* Tarefa 1:
Reproduz, sem qualquer alteração, as linhas dos registos desde o início até à linha que contém "316, 327, 320]", incluindo esta.
==== Excerto ====
Têm assento neste Conselho Europeu todos os chefes de Estado e de Governo em funções, o presidente do Parlamento Europeu e o presidente da Comissão Europeia — neste caso, serão as presidentes Roberta Metsola e Ursula von der Leyen, respetivamente. No essencial, António Costa será responsável por garantir o diálogo entre as partes e trabalhar no sentido de encontrar os consensos possíveis entre os Estados-membros.
O Conselho Europeu reúne-se pelo menos quatro vezes por ano, mas podem ser agendadas reuniões extraordinárias. António Costa será agora o responsável por presidir às reuniões do Conselho e ser o representante União Europeia no palco internacional — será o português a assegurar a representação externa da União Europeia nas cimeiras internacionais, por exemplo.
António Costa chega ao cargo com que sonhava há muito tempo — chegou a recusá-lo, em 2019 — num momento particularmente definidor para o projeto europeu. Além do desafio que representa a guerra na Ucrânia, os parceiros europeus terão ainda de lidar com o projeto de alargamento, com conflito israelo-palestiniano e as respetivas réplicas, a ascensão da extrema-direita em países nucleares, como a Alemanha ou a França, a pressão migratória, a transição climática e as tensões sociais que gera, e a necessidade de fazer responder às exigências do modelo social europeu numa Europa cada vez mais envelhecida.
====
* Tarefa 2:
Prossegue o texto sobre António Costa à frente do Conselho Europeu a partir da última frase apresentada.
==== Registos ====
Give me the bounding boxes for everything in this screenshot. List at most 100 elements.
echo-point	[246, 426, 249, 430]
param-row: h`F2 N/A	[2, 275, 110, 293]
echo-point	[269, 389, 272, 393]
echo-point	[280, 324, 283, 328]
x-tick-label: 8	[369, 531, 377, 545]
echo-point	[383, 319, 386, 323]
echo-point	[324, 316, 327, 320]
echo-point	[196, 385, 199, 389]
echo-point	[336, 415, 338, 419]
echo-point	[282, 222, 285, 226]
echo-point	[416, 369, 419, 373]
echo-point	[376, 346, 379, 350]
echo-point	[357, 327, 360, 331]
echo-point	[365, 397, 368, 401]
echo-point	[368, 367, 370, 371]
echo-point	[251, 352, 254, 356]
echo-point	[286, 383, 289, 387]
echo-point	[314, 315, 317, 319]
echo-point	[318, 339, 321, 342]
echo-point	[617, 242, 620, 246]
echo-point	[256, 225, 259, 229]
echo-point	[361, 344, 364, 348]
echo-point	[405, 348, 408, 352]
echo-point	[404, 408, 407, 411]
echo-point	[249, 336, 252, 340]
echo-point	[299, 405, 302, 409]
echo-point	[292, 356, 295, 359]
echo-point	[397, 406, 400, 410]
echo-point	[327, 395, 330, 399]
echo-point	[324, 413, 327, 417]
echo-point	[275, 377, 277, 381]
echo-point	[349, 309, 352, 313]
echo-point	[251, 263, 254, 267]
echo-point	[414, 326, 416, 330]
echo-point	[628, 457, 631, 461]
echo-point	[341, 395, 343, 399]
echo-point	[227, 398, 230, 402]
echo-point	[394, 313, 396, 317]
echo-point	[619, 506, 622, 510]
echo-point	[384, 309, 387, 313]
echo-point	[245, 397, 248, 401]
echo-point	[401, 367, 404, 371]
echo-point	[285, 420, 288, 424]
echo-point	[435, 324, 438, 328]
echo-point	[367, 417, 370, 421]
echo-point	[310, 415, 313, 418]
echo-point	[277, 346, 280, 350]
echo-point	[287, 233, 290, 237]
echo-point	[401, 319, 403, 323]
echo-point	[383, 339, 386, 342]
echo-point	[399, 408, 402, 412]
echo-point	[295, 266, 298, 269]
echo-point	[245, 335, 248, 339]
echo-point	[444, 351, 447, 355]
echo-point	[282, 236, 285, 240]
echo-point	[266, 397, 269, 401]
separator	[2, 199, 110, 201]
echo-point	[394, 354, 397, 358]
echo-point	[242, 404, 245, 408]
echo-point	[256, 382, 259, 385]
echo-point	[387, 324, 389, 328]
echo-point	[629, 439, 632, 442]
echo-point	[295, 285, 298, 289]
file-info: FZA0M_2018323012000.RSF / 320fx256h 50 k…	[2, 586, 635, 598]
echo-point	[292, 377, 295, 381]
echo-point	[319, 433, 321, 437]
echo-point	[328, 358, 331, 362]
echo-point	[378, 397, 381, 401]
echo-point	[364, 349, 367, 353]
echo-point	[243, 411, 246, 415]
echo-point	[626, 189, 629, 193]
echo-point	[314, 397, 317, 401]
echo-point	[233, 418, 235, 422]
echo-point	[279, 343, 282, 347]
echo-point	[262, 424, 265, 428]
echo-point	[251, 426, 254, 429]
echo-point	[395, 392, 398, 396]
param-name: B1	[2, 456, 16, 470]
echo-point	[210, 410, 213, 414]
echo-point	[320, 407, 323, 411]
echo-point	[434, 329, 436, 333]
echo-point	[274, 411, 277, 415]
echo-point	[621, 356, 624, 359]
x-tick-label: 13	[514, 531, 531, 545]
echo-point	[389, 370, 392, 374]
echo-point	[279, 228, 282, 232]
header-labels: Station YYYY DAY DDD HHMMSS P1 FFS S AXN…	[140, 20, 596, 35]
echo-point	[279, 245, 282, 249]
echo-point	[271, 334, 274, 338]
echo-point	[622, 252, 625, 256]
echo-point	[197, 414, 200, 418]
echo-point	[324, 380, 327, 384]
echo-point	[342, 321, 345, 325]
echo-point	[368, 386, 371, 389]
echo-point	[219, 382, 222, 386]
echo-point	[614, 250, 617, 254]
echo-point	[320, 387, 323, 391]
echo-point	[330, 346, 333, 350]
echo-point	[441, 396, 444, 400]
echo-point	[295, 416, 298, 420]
====
* Resposta esperada 1:
Give me the bounding boxes for everything in this screenshot. List at most 100 elements.
echo-point	[246, 426, 249, 430]
param-row: h`F2 N/A	[2, 275, 110, 293]
echo-point	[269, 389, 272, 393]
echo-point	[280, 324, 283, 328]
x-tick-label: 8	[369, 531, 377, 545]
echo-point	[383, 319, 386, 323]
echo-point	[324, 316, 327, 320]

* Resposta esperada 2:
Por coincidência, um dia depois de os membros do Conselho Europeu terem adiado a discussão por uma semana, depois de um jantar que terminou com um impasse, António Costa marcou presença num debate sobre Europa, e logo ao lado do belga Herman Van Rompuy, o primeiro homem que ocupou o cargo que agora vai ser do português. Nessa ocasião, e apesar de ter evitado fazer comentários concretos sobre o processo, Costa acabou acabou por traçar o seu programa para os próximos anos na Europa, como contava aqui o Observador.
Desde logo, o antigo primeiro-ministro destacou o grande desafio do alargamento da União Europeia, que classificou mesmo como o “mais exigente e desafiador” que a UE já fez, tendo em conta as expectativas que criou aos países que querem entrar. Costa explicou a sua posição, lembrando o “preço pago” por “frustrar expectativas” no passado (costuma lembrar o exemplo da Turquia) e defendendo que a Europa não tem a “menor legitimidade” para voltar a frustrar expectativas nomeadamente à Ucrânia.
Nesse sentido, Costa defendeu que o caminho deve passar também pelo aumento do Orçamento da União Europeia. Por causa desse alargamento, mas também da necessidade de apostar na capacidade de Defesa da União Europeia, de reduzir a distância para os EUA ou a China no que toca a inovação e competitividade empresarial e de “multiplicar amizades” no mercado global.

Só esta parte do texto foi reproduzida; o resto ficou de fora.